#### TASK REQUIREMENTS:
Can the data below be echoed back word for word?

#### DATA SECTION:
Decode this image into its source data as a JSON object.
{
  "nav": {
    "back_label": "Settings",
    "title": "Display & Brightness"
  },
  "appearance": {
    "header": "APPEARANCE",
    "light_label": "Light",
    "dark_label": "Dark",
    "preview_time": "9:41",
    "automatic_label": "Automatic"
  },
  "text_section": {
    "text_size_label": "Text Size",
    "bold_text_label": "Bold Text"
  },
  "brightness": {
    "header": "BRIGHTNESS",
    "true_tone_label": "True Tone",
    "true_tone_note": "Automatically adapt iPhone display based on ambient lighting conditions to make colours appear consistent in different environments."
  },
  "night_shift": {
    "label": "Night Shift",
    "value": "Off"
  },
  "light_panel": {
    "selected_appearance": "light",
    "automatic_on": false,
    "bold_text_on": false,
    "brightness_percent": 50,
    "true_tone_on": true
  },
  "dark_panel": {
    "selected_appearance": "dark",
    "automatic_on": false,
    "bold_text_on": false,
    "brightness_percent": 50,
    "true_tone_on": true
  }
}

#### OUTPUT FOR THIS EXERCISE:
Decode this image into its source data as a JSON object.
{
  "nav": {
    "back_label": "Settings",
    "title": "Display & Brightness"
  },
  "appearance": {
    "header": "APPEARANCE",
    "light_label": "Light",
    "dark_label": "Dark",
    "preview_time": "9:41",
    "automatic_label": "Automatic"
  },
  "text_section": {
    "text_size_label": "Text Size",
    "bold_text_label": "Bold Text"
  },
  "brightness": {
    "header": "BRIGHTNESS",
    "true_tone_label": "True Tone",
    "true_tone_note": "Automatically adapt iPhone display based on ambient lighting conditions to make colours appear consistent in different environments."
  },
  "night_shift": {
    "label": "Night Shift",
    "value": "Off"
  },
  "light_panel": {
    "selected_appearance": "light",
    "automatic_on": false,
    "bold_text_on": false,
    "brightness_percent": 50,
    "true_tone_on": true
  },
  "dark_panel": {
    "selected_appearance": "dark",
    "automatic_on": false,
    "bold_text_on": false,
    "brightness_percent": 50,
    "true_tone_on": true
  }
}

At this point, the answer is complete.